Dataset items
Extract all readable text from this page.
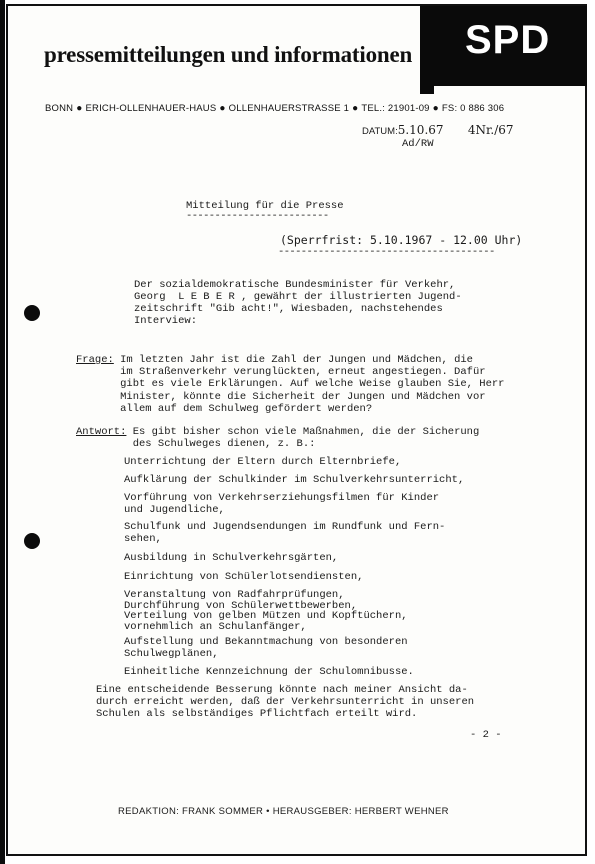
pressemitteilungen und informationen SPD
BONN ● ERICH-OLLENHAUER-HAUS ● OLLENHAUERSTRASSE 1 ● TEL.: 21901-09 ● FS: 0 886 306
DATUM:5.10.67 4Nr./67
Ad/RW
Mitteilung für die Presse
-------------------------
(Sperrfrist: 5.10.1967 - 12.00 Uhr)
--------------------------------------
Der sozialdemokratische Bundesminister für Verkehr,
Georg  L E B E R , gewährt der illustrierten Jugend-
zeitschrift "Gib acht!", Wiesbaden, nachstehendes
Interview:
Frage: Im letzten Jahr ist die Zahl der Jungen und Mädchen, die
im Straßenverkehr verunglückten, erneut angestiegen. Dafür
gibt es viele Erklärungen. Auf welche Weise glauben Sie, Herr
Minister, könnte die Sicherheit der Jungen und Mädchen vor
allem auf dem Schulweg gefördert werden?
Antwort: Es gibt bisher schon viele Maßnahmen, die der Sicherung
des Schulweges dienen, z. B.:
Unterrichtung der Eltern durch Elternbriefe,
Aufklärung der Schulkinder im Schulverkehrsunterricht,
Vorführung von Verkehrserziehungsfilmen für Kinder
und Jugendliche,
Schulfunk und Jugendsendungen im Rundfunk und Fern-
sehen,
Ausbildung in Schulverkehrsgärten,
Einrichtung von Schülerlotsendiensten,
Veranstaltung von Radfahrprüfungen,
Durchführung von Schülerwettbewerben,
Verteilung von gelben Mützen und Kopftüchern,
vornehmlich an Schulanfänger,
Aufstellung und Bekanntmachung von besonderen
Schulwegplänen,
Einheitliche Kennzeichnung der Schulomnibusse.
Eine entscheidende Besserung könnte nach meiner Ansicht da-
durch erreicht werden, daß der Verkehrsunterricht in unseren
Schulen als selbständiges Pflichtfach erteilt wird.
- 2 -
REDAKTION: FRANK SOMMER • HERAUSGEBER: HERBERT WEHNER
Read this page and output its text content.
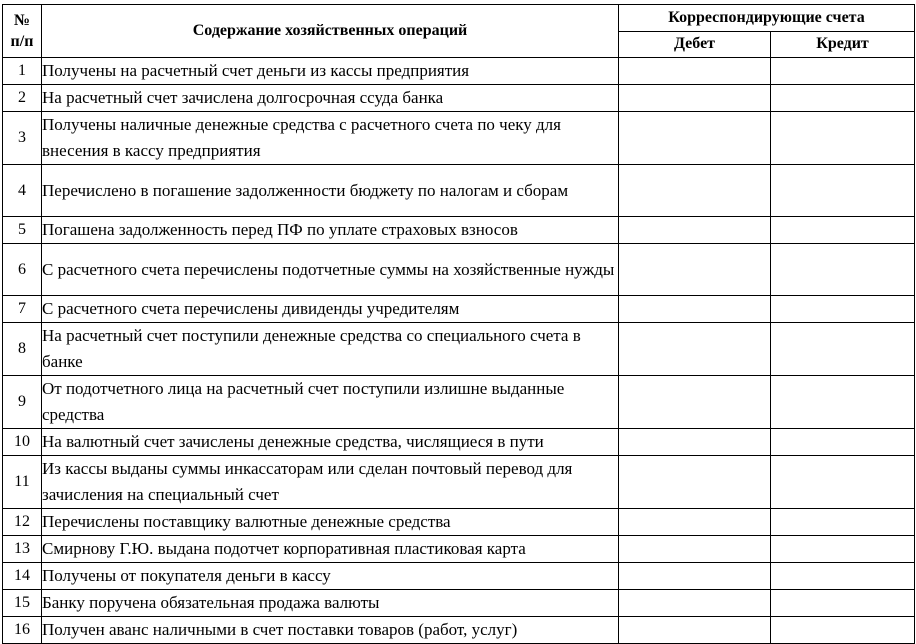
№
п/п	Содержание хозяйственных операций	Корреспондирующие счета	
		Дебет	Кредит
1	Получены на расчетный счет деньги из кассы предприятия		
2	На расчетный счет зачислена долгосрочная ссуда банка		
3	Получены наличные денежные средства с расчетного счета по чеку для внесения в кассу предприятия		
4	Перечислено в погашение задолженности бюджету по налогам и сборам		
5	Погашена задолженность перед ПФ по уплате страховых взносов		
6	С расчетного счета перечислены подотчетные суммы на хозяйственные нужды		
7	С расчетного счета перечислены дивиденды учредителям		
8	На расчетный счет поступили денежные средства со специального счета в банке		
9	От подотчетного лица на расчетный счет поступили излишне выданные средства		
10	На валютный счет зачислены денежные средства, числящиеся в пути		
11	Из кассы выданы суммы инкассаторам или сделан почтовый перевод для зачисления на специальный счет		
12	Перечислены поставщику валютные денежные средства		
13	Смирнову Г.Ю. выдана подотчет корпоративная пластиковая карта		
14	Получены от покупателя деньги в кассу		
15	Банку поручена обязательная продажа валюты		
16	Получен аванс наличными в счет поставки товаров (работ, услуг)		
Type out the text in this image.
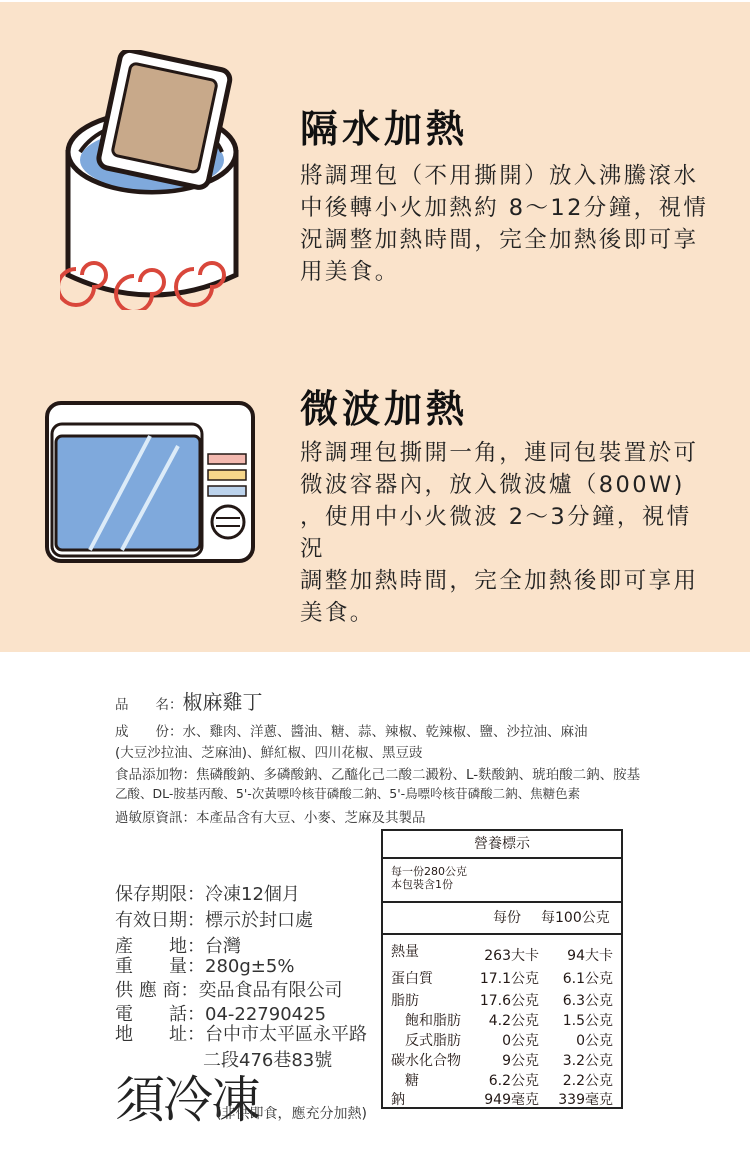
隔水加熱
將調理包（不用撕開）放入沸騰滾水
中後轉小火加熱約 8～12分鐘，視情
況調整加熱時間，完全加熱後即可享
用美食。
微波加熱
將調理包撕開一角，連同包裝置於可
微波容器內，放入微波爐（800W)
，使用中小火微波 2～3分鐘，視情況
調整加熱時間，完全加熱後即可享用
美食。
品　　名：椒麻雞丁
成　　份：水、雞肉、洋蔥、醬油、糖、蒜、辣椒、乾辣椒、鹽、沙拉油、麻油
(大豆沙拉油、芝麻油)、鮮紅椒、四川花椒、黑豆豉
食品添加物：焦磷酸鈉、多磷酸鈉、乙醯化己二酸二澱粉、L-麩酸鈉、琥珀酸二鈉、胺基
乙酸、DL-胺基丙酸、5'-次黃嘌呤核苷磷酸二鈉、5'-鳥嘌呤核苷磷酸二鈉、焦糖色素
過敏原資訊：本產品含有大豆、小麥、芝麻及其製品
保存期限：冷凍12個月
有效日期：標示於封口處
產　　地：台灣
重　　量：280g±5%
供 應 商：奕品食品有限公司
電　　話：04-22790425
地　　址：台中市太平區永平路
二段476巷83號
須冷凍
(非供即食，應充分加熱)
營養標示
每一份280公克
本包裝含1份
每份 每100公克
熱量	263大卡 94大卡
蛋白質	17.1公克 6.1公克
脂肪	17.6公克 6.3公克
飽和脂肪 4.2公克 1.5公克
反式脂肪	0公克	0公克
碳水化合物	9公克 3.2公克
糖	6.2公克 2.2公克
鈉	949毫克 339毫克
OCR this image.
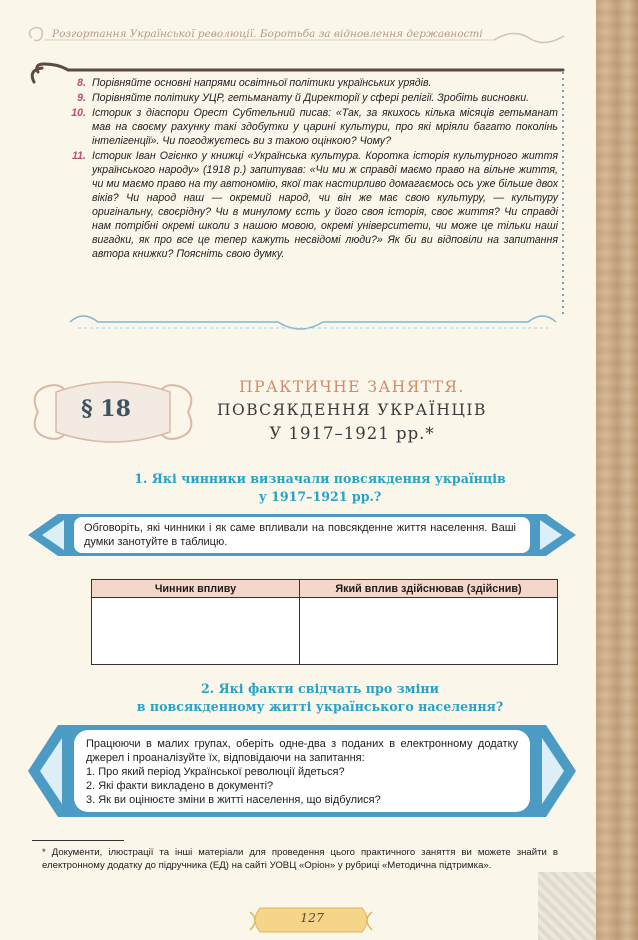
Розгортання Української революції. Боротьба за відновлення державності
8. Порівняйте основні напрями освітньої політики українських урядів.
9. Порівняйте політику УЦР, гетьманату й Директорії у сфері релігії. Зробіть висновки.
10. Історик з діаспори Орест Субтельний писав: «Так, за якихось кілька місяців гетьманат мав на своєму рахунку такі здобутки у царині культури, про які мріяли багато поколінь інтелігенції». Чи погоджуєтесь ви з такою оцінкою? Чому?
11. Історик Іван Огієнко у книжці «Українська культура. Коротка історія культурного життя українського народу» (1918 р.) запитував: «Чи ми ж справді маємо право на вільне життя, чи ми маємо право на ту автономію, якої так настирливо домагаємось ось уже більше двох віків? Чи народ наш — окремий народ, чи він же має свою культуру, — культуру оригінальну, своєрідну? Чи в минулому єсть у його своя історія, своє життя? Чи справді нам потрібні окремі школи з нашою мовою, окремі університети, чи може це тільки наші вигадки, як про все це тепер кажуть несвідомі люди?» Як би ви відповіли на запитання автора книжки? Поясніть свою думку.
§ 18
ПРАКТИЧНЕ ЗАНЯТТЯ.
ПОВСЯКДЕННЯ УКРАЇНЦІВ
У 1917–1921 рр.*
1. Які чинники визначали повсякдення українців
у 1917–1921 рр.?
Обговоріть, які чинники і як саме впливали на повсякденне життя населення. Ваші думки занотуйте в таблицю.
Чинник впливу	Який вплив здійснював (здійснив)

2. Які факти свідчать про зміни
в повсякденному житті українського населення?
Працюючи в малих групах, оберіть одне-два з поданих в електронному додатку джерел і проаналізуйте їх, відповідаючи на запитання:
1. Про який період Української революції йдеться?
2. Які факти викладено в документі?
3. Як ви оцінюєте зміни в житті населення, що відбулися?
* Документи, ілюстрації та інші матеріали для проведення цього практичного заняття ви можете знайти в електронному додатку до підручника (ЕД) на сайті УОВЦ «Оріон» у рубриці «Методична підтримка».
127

• [DIRECTIONS] Copy out every line of the data that includes the word "електронному".

• [OUTPUT FOR THIS TASK]
Працюючи в малих групах, оберіть одне-два з поданих в електронному додатку джерел і проаналізуйте їх, відповідаючи на запитання:
* Документи, ілюстрації та інші матеріали для проведення цього практичного заняття ви можете знайти в електронному додатку до підручника (ЕД) на сайті УОВЦ «Оріон» у рубриці «Методична підтримка».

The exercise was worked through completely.